### Problem statement
Lines that contain the string "KHARSHUR" are to be copied; leave out all others.

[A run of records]

*-*-*

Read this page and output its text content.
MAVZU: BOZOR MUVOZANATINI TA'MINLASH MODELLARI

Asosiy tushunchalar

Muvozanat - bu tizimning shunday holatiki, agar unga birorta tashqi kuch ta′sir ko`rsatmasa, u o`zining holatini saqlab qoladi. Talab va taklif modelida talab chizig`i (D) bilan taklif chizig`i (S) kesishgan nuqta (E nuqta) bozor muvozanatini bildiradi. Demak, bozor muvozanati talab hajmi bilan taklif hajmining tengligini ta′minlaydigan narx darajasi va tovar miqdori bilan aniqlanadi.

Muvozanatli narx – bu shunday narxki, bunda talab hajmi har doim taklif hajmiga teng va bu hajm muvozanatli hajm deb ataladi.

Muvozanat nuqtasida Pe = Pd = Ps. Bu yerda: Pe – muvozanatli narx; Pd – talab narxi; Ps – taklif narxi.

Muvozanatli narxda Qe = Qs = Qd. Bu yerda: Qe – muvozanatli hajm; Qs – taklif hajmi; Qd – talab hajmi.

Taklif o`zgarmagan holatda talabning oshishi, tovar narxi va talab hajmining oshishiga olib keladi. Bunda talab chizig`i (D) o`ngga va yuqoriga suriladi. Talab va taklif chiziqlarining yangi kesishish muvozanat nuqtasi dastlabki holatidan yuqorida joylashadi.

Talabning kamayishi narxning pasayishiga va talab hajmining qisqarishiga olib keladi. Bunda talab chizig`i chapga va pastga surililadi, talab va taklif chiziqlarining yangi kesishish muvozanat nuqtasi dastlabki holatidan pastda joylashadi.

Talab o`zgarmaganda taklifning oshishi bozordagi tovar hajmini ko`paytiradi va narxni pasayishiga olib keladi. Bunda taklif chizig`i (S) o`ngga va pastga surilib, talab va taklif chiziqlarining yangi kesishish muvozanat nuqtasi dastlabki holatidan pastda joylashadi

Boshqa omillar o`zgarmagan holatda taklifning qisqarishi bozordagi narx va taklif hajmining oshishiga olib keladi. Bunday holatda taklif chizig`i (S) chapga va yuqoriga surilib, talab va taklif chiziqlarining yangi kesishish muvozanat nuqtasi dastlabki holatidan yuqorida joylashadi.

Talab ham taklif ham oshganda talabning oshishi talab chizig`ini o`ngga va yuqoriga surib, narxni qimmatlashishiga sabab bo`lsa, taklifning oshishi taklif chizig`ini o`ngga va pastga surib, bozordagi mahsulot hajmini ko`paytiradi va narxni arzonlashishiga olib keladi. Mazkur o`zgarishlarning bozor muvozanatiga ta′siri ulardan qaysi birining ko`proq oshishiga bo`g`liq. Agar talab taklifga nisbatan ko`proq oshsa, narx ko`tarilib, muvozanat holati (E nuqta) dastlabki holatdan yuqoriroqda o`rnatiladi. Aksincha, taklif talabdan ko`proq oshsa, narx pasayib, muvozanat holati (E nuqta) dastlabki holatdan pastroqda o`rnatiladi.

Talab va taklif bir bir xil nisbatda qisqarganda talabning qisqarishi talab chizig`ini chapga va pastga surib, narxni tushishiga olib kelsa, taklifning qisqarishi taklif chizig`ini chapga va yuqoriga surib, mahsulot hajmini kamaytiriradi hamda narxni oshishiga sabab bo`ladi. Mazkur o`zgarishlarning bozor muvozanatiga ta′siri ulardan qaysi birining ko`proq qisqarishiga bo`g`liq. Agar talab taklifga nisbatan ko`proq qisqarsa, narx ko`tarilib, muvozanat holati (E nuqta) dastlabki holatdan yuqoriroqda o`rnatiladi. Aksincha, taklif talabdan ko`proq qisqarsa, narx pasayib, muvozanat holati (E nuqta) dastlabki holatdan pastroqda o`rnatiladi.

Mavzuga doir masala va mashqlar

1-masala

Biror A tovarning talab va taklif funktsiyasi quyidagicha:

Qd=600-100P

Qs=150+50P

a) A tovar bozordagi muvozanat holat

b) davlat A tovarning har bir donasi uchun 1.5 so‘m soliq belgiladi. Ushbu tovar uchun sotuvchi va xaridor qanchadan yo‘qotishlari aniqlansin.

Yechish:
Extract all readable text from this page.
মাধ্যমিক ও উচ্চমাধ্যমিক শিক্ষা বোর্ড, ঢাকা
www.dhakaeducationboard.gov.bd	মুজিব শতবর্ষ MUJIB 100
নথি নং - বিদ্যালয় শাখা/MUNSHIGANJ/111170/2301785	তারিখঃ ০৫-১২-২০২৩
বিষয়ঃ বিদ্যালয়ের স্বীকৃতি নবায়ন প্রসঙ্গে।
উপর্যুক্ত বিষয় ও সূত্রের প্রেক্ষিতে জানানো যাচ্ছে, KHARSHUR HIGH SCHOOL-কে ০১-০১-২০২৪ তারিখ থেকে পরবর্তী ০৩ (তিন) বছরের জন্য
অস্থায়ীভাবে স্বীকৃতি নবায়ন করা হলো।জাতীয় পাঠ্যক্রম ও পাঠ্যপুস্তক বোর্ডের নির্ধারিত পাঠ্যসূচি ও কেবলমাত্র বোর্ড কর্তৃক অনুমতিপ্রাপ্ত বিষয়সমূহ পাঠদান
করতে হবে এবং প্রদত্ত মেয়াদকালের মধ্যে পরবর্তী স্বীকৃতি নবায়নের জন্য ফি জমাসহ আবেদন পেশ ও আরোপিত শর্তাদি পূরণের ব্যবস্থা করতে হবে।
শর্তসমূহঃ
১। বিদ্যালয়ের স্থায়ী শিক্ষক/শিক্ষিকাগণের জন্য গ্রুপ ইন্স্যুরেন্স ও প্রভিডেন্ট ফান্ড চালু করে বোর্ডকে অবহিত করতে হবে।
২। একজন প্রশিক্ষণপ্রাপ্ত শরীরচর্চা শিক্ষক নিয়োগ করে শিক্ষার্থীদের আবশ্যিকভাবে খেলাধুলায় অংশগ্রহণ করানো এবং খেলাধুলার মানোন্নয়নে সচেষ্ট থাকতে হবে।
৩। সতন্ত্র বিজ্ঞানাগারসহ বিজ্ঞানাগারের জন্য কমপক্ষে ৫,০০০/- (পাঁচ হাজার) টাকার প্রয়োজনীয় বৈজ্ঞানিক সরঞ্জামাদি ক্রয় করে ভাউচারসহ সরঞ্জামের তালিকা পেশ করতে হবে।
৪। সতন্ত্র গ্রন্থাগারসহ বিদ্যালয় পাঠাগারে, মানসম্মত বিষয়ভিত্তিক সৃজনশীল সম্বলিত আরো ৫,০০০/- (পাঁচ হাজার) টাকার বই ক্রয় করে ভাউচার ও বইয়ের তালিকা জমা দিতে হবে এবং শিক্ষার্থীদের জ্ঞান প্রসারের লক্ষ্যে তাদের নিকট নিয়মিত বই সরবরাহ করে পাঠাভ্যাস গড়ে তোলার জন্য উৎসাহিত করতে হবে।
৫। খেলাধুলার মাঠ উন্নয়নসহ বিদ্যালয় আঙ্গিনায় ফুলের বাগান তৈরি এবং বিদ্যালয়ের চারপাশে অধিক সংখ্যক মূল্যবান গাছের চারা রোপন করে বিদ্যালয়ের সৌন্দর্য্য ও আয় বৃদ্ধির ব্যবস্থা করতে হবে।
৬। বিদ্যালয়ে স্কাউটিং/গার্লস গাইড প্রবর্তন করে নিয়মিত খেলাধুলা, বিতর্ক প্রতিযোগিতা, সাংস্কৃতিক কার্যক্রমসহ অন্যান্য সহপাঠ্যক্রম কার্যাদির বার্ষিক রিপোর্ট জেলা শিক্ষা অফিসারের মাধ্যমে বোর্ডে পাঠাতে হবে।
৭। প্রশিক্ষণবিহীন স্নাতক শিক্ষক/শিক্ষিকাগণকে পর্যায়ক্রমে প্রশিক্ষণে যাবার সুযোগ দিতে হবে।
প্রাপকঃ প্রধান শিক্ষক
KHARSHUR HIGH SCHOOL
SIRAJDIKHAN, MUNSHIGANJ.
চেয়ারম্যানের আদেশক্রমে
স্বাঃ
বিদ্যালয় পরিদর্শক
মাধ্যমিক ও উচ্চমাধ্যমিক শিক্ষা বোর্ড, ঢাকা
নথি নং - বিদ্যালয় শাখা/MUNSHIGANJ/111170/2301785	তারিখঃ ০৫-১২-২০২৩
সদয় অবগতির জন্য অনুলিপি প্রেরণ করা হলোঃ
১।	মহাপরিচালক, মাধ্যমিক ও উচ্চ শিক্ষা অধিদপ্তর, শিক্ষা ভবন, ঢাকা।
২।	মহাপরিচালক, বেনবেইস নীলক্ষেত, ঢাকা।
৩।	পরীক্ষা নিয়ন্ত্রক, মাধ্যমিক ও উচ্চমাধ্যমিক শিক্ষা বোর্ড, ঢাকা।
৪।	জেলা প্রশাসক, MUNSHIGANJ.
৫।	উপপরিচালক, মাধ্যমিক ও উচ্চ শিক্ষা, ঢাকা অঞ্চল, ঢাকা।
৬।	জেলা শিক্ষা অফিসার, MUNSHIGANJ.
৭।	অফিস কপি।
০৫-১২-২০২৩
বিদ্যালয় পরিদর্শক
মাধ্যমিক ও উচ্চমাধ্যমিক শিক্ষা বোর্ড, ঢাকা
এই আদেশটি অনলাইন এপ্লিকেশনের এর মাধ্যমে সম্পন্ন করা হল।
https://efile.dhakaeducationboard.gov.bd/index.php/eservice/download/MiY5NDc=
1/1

*-*-*

### Answer to this problem
উপর্যুক্ত বিষয় ও সূত্রের প্রেক্ষিতে জানানো যাচ্ছে, KHARSHUR HIGH SCHOOL-কে ০১-০১-২০২৪ তারিখ থেকে পরবর্তী ০৩ (তিন) বছরের জন্য
KHARSHUR HIGH SCHOOL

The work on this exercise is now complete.